The data:
___
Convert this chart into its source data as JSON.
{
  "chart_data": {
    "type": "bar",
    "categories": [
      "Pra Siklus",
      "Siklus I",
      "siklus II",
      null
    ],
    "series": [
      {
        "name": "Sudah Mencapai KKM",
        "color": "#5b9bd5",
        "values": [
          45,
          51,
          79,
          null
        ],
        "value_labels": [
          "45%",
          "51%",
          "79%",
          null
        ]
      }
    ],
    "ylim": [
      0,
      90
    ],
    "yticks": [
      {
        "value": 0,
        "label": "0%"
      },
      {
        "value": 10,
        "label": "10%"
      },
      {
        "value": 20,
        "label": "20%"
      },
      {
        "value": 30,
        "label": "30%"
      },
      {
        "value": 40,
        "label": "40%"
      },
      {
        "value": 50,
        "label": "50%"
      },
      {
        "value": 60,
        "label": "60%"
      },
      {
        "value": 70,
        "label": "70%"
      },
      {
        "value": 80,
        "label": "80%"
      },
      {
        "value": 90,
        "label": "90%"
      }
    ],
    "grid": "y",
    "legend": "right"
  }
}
___
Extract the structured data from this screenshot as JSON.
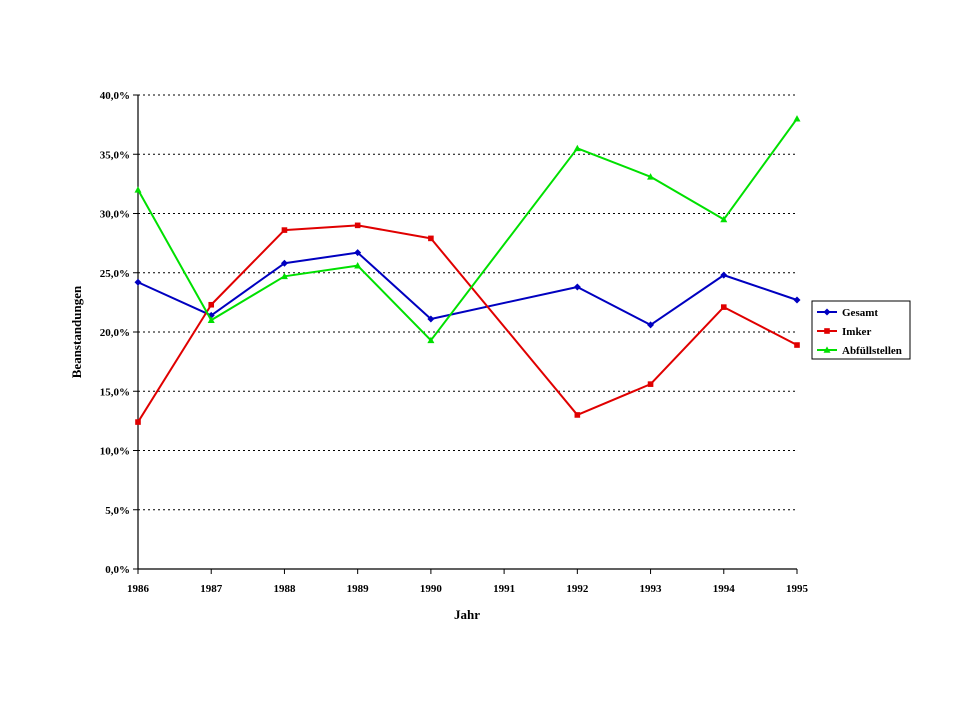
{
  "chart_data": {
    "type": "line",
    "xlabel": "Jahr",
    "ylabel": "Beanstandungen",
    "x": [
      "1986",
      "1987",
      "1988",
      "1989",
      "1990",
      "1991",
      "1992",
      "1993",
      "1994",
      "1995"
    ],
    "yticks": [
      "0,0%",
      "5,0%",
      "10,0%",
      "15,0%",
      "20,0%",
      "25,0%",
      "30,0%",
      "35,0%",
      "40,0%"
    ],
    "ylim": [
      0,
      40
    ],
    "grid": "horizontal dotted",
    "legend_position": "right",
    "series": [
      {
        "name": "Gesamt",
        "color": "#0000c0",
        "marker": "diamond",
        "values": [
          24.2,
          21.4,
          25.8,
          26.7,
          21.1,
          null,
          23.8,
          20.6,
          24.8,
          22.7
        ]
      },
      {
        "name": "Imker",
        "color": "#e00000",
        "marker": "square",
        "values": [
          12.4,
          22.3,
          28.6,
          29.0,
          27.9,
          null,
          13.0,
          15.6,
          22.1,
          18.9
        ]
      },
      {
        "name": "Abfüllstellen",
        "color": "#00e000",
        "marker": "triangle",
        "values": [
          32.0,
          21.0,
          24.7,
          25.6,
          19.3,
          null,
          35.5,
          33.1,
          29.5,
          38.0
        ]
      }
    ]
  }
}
___
Tally up the lines holding the string "color" in this listing, and report the total alone.

4